Required work - Transcribe all the records with complete accuracy.

Records excerpted from a collection -

====

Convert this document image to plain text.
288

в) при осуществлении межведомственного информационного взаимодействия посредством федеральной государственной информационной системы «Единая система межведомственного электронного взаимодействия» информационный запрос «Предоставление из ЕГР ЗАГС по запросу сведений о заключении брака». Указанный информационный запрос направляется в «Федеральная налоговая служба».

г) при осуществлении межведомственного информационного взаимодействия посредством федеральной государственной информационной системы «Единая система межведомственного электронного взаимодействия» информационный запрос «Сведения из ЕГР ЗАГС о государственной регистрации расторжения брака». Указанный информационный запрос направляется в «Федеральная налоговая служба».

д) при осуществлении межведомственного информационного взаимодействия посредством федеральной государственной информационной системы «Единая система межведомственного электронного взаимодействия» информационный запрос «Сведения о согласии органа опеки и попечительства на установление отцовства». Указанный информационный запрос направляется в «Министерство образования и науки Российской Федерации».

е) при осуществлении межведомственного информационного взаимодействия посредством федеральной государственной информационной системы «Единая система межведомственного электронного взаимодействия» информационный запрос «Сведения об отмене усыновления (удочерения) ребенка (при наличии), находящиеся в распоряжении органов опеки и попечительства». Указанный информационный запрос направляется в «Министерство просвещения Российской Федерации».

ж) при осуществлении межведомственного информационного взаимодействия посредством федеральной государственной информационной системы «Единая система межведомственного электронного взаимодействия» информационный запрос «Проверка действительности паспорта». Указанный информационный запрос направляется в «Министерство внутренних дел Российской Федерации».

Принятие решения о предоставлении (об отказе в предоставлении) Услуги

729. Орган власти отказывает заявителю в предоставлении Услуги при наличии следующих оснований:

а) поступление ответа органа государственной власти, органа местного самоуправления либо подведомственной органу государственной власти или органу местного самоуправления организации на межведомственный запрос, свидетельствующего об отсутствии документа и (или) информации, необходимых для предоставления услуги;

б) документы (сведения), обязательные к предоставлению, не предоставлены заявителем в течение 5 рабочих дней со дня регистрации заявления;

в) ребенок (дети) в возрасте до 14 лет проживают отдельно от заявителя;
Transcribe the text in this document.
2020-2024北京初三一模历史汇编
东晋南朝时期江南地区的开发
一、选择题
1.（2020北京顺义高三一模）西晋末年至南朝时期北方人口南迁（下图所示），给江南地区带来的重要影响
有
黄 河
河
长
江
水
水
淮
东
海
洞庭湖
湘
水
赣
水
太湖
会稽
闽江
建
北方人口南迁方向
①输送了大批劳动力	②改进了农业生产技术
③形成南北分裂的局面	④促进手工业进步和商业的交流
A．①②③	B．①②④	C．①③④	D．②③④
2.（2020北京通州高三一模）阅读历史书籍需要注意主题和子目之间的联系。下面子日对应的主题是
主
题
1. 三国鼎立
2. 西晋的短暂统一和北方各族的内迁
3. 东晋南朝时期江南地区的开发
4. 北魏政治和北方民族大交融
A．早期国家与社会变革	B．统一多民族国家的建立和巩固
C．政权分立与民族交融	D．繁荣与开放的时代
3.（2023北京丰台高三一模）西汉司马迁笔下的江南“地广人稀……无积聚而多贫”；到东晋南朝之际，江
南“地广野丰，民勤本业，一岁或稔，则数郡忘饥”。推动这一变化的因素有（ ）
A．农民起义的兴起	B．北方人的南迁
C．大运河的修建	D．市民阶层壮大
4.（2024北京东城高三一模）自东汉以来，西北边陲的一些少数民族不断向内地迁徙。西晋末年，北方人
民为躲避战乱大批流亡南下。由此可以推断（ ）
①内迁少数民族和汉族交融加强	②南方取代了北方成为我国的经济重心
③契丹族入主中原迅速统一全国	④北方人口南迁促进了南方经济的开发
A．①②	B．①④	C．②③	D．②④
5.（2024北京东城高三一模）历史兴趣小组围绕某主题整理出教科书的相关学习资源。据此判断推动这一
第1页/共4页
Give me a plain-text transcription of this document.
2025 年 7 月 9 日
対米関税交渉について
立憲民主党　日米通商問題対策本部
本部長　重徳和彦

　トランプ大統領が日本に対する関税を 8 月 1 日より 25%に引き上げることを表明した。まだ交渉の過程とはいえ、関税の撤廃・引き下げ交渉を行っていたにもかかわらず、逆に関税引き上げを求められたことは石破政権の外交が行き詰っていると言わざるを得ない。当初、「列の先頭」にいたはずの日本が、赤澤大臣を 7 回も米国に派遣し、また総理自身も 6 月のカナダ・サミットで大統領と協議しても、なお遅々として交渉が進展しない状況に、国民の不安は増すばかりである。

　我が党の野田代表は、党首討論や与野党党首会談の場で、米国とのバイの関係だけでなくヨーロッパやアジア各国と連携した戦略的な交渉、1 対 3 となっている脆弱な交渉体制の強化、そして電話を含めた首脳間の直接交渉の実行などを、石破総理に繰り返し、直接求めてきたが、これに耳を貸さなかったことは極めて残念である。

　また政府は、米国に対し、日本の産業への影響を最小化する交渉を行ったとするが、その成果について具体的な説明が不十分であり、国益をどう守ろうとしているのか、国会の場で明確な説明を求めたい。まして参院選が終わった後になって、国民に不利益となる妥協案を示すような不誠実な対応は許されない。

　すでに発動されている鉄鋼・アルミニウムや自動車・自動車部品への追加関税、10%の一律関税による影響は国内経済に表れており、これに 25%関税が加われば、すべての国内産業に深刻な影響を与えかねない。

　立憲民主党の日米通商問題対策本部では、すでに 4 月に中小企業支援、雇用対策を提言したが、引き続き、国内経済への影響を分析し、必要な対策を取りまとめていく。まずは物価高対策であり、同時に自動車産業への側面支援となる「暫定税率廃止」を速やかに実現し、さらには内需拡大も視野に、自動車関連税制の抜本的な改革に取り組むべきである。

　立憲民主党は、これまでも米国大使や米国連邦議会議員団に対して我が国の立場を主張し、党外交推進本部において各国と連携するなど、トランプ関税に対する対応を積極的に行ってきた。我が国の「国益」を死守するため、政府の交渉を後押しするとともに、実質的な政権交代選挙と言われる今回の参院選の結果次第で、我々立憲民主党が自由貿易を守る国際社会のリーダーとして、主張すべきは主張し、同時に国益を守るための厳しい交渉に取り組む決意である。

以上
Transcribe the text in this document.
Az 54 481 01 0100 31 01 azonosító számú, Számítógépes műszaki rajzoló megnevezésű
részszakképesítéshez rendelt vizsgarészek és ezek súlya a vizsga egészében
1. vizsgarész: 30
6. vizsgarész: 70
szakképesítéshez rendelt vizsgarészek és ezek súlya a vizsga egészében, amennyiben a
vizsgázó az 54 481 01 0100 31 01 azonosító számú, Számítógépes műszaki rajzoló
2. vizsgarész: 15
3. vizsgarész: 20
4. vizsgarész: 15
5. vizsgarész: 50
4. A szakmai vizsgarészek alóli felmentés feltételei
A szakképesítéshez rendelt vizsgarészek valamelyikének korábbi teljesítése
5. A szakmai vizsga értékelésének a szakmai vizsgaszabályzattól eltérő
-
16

====

Response below -
Convert this document image to plain text.
288

в) при осуществлении межведомственного информационного взаимодействия посредством федеральной государственной информационной системы «Единая система межведомственного электронного взаимодействия» информационный запрос «Предоставление из ЕГР ЗАГС по запросу сведений о заключении брака». Указанный информационный запрос направляется в «Федеральная налоговая служба».

г) при осуществлении межведомственного информационного взаимодействия посредством федеральной государственной информационной системы «Единая система межведомственного электронного взаимодействия» информационный запрос «Сведения из ЕГР ЗАГС о государственной регистрации расторжения брака». Указанный информационный запрос направляется в «Федеральная налоговая служба».

д) при осуществлении межведомственного информационного взаимодействия посредством федеральной государственной информационной системы «Единая система межведомственного электронного взаимодействия» информационный запрос «Сведения о согласии органа опеки и попечительства на установление отцовства». Указанный информационный запрос направляется в «Министерство образования и науки Российской Федерации».

е) при осуществлении межведомственного информационного взаимодействия посредством федеральной государственной информационной системы «Единая система межведомственного электронного взаимодействия» информационный запрос «Сведения об отмене усыновления (удочерения) ребенка (при наличии), находящиеся в распоряжении органов опеки и попечительства». Указанный информационный запрос направляется в «Министерство просвещения Российской Федерации».

ж) при осуществлении межведомственного информационного взаимодействия посредством федеральной государственной информационной системы «Единая система межведомственного электронного взаимодействия» информационный запрос «Проверка действительности паспорта». Указанный информационный запрос направляется в «Министерство внутренних дел Российской Федерации».

Принятие решения о предоставлении (об отказе в предоставлении) Услуги

729. Орган власти отказывает заявителю в предоставлении Услуги при наличии следующих оснований:

а) поступление ответа органа государственной власти, органа местного самоуправления либо подведомственной органу государственной власти или органу местного самоуправления организации на межведомственный запрос, свидетельствующего об отсутствии документа и (или) информации, необходимых для предоставления услуги;

б) документы (сведения), обязательные к предоставлению, не предоставлены заявителем в течение 5 рабочих дней со дня регистрации заявления;

в) ребенок (дети) в возрасте до 14 лет проживают отдельно от заявителя;
Transcribe the text in this document.
2020-2024北京初三一模历史汇编
东晋南朝时期江南地区的开发
一、选择题
1.（2020北京顺义高三一模）西晋末年至南朝时期北方人口南迁（下图所示），给江南地区带来的重要影响
有
黄 河
河
长
江
水
水
淮
东
海
洞庭湖
湘
水
赣
水
太湖
会稽
闽江
建
北方人口南迁方向
①输送了大批劳动力	②改进了农业生产技术
③形成南北分裂的局面	④促进手工业进步和商业的交流
A．①②③	B．①②④	C．①③④	D．②③④
2.（2020北京通州高三一模）阅读历史书籍需要注意主题和子目之间的联系。下面子日对应的主题是
主
题
1. 三国鼎立
2. 西晋的短暂统一和北方各族的内迁
3. 东晋南朝时期江南地区的开发
4. 北魏政治和北方民族大交融
A．早期国家与社会变革	B．统一多民族国家的建立和巩固
C．政权分立与民族交融	D．繁荣与开放的时代
3.（2023北京丰台高三一模）西汉司马迁笔下的江南“地广人稀……无积聚而多贫”；到东晋南朝之际，江
南“地广野丰，民勤本业，一岁或稔，则数郡忘饥”。推动这一变化的因素有（ ）
A．农民起义的兴起	B．北方人的南迁
C．大运河的修建	D．市民阶层壮大
4.（2024北京东城高三一模）自东汉以来，西北边陲的一些少数民族不断向内地迁徙。西晋末年，北方人
民为躲避战乱大批流亡南下。由此可以推断（ ）
①内迁少数民族和汉族交融加强	②南方取代了北方成为我国的经济重心
③契丹族入主中原迅速统一全国	④北方人口南迁促进了南方经济的开发
A．①②	B．①④	C．②③	D．②④
5.（2024北京东城高三一模）历史兴趣小组围绕某主题整理出教科书的相关学习资源。据此判断推动这一
第1页/共4页
Give me a plain-text transcription of this document.
2025 年 7 月 9 日
対米関税交渉について
立憲民主党　日米通商問題対策本部
本部長　重徳和彦

　トランプ大統領が日本に対する関税を 8 月 1 日より 25%に引き上げることを表明した。まだ交渉の過程とはいえ、関税の撤廃・引き下げ交渉を行っていたにもかかわらず、逆に関税引き上げを求められたことは石破政権の外交が行き詰っていると言わざるを得ない。当初、「列の先頭」にいたはずの日本が、赤澤大臣を 7 回も米国に派遣し、また総理自身も 6 月のカナダ・サミットで大統領と協議しても、なお遅々として交渉が進展しない状況に、国民の不安は増すばかりである。

　我が党の野田代表は、党首討論や与野党党首会談の場で、米国とのバイの関係だけでなくヨーロッパやアジア各国と連携した戦略的な交渉、1 対 3 となっている脆弱な交渉体制の強化、そして電話を含めた首脳間の直接交渉の実行などを、石破総理に繰り返し、直接求めてきたが、これに耳を貸さなかったことは極めて残念である。

　また政府は、米国に対し、日本の産業への影響を最小化する交渉を行ったとするが、その成果について具体的な説明が不十分であり、国益をどう守ろうとしているのか、国会の場で明確な説明を求めたい。まして参院選が終わった後になって、国民に不利益となる妥協案を示すような不誠実な対応は許されない。

　すでに発動されている鉄鋼・アルミニウムや自動車・自動車部品への追加関税、10%の一律関税による影響は国内経済に表れており、これに 25%関税が加われば、すべての国内産業に深刻な影響を与えかねない。

　立憲民主党の日米通商問題対策本部では、すでに 4 月に中小企業支援、雇用対策を提言したが、引き続き、国内経済への影響を分析し、必要な対策を取りまとめていく。まずは物価高対策であり、同時に自動車産業への側面支援となる「暫定税率廃止」を速やかに実現し、さらには内需拡大も視野に、自動車関連税制の抜本的な改革に取り組むべきである。

　立憲民主党は、これまでも米国大使や米国連邦議会議員団に対して我が国の立場を主張し、党外交推進本部において各国と連携するなど、トランプ関税に対する対応を積極的に行ってきた。我が国の「国益」を死守するため、政府の交渉を後押しするとともに、実質的な政権交代選挙と言われる今回の参院選の結果次第で、我々立憲民主党が自由貿易を守る国際社会のリーダーとして、主張すべきは主張し、同時に国益を守るための厳しい交渉に取り組む決意である。

以上
Transcribe the text in this document.
Az 54 481 01 0100 31 01 azonosító számú, Számítógépes műszaki rajzoló megnevezésű
részszakképesítéshez rendelt vizsgarészek és ezek súlya a vizsga egészében
1. vizsgarész: 30
6. vizsgarész: 70
szakképesítéshez rendelt vizsgarészek és ezek súlya a vizsga egészében, amennyiben a
vizsgázó az 54 481 01 0100 31 01 azonosító számú, Számítógépes műszaki rajzoló
2. vizsgarész: 15
3. vizsgarész: 20
4. vizsgarész: 15
5. vizsgarész: 50
4. A szakmai vizsgarészek alóli felmentés feltételei
A szakképesítéshez rendelt vizsgarészek valamelyikének korábbi teljesítése
5. A szakmai vizsga értékelésének a szakmai vizsgaszabályzattól eltérő
-
16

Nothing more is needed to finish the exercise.